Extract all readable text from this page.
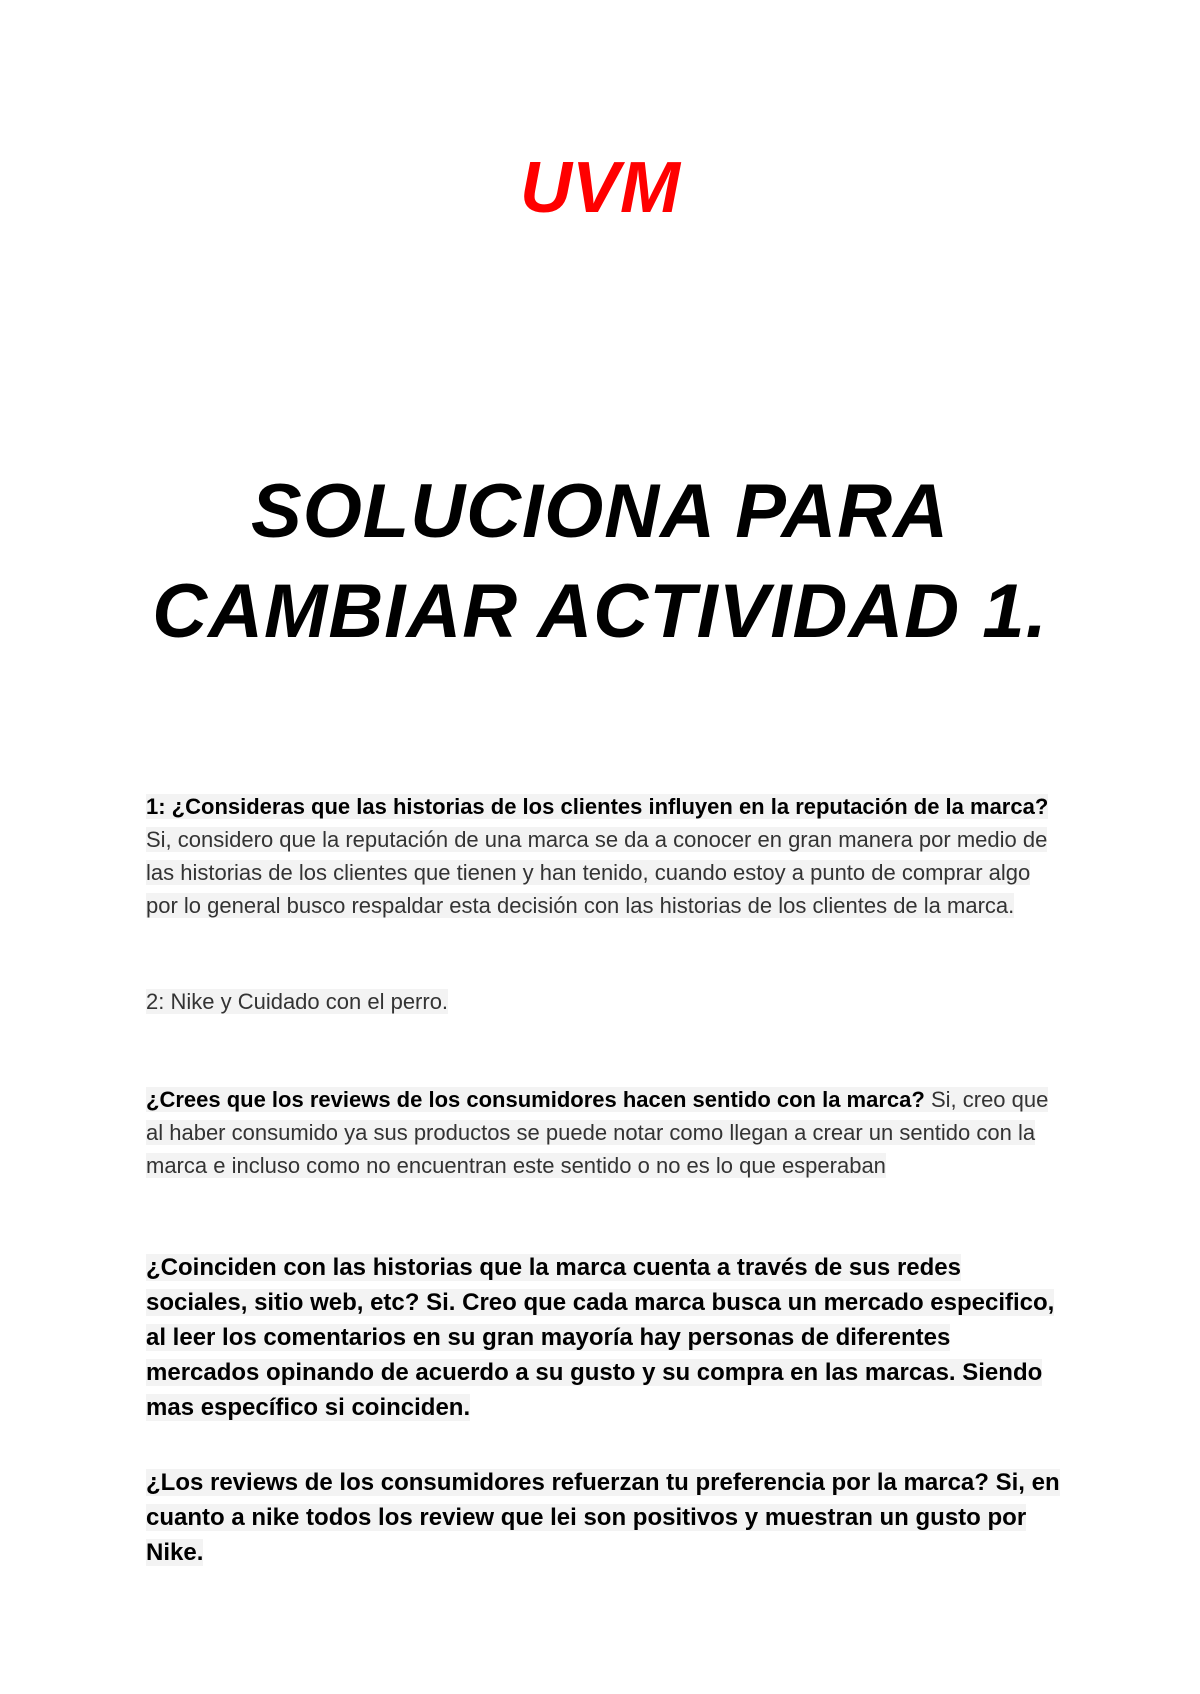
UVM
SOLUCIONA PARA
CAMBIAR ACTIVIDAD 1.
1: ¿Consideras que las historias de los clientes influyen en la reputación de la marca? Si, considero que la reputación de una marca se da a conocer en gran manera por medio de las historias de los clientes que tienen y han tenido, cuando estoy a punto de comprar algo por lo general busco respaldar esta decisión con las historias de los clientes de la marca.
2: Nike y Cuidado con el perro.
¿Crees que los reviews de los consumidores hacen sentido con la marca? Si, creo que al haber consumido ya sus productos se puede notar como llegan a crear un sentido con la marca e incluso como no encuentran este sentido o no es lo que esperaban
¿Coinciden con las historias que la marca cuenta a través de sus redes sociales, sitio web, etc? Si. Creo que cada marca busca un mercado especifico, al leer los comentarios en su gran mayoría hay personas de diferentes mercados opinando de acuerdo a su gusto y su compra en las marcas. Siendo mas específico si coinciden.
¿Los reviews de los consumidores refuerzan tu preferencia por la marca? Si, en cuanto a nike todos los review que lei son positivos y muestran un gusto por Nike.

Work to complete
Each line that contains the string "reviews" counts once; report how many such lines the entries have, giving only the number.

Output for this exercise
2